> [Records to process]

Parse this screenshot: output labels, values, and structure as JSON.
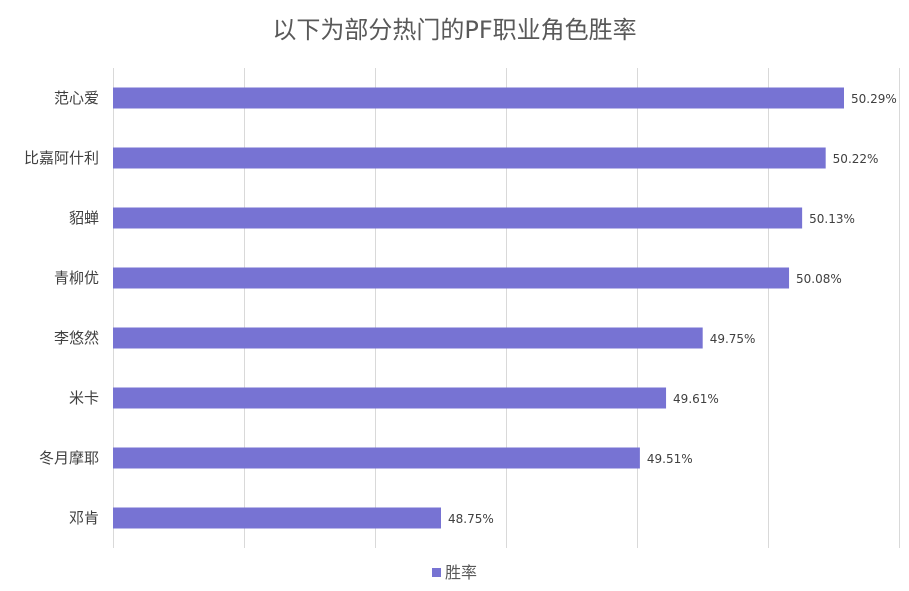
{
  "chart_data": {
    "type": "bar",
    "orientation": "horizontal",
    "title": "以下为部分热门的PF职业角色胜率",
    "categories": [
      "范心爱",
      "比嘉阿什利",
      "貂蝉",
      "青柳优",
      "李悠然",
      "米卡",
      "冬月摩耶",
      "邓肯"
    ],
    "series": [
      {
        "name": "胜率",
        "values": [
          50.29,
          50.22,
          50.13,
          50.08,
          49.75,
          49.61,
          49.51,
          48.75
        ],
        "labels": [
          "50.29%",
          "50.22%",
          "50.13%",
          "50.08%",
          "49.75%",
          "49.61%",
          "49.51%",
          "48.75%"
        ],
        "color": "#7773d3"
      }
    ],
    "grid": true,
    "legend_position": "bottom"
  }
}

> [Required task] Select and copy each line from the data that includes the word "labels".

> [Response to this task]
Parse this screenshot: output labels, values, and structure as JSON.
        "labels": [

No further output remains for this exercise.